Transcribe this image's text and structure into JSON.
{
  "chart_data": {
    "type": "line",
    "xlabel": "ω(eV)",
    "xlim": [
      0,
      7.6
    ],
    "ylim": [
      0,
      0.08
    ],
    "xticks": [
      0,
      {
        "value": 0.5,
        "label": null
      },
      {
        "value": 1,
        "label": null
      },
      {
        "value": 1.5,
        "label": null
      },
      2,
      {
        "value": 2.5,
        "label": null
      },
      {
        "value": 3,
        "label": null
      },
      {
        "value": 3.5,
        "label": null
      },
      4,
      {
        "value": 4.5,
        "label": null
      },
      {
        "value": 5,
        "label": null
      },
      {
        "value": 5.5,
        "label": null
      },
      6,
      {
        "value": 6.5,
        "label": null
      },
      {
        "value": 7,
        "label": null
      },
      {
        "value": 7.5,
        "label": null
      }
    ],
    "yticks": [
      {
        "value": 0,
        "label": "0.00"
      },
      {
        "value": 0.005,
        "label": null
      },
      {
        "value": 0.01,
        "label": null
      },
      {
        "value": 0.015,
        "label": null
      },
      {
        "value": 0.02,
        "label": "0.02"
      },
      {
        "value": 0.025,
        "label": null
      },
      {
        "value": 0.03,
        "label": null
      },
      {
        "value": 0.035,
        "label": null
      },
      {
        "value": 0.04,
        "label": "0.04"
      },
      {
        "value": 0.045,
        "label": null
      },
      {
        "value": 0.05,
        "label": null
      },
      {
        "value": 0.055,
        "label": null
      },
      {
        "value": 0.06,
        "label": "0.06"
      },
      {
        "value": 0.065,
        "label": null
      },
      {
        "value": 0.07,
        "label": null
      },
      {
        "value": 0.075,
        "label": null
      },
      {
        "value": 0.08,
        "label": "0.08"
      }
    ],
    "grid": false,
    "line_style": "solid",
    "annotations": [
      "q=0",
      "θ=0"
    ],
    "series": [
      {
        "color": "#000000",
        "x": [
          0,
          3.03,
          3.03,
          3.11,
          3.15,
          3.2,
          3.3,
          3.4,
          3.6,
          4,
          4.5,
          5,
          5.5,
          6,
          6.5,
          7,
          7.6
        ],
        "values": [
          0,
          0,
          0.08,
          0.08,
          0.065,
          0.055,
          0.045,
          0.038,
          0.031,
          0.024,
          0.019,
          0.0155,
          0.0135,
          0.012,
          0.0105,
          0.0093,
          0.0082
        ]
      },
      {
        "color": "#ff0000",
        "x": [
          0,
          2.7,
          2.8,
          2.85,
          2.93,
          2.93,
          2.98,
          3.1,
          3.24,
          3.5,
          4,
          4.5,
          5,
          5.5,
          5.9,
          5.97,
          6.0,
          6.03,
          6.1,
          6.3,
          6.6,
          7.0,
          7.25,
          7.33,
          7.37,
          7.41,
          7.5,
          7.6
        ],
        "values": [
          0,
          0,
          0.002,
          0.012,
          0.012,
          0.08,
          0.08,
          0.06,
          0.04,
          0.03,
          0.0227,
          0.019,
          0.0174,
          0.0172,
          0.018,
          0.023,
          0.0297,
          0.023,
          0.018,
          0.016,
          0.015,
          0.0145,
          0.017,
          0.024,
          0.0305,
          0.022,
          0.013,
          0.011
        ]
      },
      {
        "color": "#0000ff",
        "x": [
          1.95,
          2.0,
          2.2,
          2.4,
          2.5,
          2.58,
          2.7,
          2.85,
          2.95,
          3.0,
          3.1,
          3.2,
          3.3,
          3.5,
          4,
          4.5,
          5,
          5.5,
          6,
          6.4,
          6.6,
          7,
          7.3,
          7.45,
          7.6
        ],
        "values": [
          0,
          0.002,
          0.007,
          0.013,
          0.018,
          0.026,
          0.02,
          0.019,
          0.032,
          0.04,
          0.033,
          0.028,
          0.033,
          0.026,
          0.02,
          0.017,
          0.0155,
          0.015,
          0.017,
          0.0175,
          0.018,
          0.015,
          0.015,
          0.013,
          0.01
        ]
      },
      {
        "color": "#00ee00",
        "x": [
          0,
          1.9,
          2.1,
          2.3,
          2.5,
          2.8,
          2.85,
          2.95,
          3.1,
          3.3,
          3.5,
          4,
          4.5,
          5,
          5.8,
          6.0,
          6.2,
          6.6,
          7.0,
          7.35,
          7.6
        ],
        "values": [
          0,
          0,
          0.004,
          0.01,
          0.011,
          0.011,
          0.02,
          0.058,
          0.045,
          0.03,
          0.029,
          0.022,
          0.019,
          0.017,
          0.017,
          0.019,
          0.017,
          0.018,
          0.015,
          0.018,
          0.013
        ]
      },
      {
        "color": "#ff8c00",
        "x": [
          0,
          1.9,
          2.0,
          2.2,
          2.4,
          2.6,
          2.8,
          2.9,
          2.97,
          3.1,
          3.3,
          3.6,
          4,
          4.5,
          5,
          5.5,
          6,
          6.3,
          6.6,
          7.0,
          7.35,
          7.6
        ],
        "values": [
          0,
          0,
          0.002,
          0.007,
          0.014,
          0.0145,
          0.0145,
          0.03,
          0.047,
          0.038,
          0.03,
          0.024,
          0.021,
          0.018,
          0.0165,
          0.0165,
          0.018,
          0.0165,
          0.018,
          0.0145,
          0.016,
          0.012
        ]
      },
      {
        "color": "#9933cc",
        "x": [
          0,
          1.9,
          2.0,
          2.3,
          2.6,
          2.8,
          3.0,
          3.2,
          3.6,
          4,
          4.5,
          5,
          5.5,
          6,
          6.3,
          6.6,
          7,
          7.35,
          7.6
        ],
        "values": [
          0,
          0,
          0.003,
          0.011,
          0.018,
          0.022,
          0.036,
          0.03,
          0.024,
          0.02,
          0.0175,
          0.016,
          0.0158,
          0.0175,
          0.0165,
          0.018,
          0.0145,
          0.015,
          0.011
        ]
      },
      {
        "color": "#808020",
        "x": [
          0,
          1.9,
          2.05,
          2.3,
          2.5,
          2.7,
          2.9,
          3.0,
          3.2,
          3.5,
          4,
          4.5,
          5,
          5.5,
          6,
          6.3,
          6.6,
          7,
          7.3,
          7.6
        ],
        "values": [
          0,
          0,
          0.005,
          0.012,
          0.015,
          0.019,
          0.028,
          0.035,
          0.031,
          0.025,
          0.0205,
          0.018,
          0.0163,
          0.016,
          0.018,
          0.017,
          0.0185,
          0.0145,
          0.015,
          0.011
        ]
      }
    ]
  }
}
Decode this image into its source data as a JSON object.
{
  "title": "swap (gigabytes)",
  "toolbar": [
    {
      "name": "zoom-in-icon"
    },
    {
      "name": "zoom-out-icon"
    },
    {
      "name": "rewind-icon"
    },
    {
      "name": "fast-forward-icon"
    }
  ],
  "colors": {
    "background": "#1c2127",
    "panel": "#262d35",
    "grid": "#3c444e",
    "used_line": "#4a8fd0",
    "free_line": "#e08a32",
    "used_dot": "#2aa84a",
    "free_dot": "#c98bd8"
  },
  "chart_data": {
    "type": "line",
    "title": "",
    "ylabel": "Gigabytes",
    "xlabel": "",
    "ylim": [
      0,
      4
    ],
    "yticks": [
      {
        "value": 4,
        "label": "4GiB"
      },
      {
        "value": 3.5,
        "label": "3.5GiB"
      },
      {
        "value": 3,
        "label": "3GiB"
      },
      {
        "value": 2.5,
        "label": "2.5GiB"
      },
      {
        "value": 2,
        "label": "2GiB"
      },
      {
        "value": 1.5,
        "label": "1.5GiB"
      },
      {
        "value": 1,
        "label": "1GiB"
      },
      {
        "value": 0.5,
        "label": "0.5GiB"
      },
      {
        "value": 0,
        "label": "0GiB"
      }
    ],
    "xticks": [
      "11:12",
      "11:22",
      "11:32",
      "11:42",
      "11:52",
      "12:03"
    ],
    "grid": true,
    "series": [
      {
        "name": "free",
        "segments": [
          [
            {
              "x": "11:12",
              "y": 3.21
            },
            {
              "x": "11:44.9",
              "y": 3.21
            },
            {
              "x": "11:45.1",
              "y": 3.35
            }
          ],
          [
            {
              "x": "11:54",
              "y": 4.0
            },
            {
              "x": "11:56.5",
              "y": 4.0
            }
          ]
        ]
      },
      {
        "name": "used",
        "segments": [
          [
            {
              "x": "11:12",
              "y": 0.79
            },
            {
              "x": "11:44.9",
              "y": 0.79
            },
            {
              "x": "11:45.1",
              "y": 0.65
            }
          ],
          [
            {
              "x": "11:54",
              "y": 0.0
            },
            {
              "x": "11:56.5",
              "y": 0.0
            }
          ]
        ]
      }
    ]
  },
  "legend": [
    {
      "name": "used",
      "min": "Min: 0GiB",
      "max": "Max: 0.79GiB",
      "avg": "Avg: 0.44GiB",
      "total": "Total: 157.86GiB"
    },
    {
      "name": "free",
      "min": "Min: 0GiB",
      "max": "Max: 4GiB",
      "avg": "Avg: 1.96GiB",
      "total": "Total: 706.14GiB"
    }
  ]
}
:::
### Task prompt
Read the data above and pull out each line that holds the string "icon".

### Right answer
      "name": "zoom-in-icon"
      "name": "zoom-out-icon"
      "name": "rewind-icon"
      "name": "fast-forward-icon"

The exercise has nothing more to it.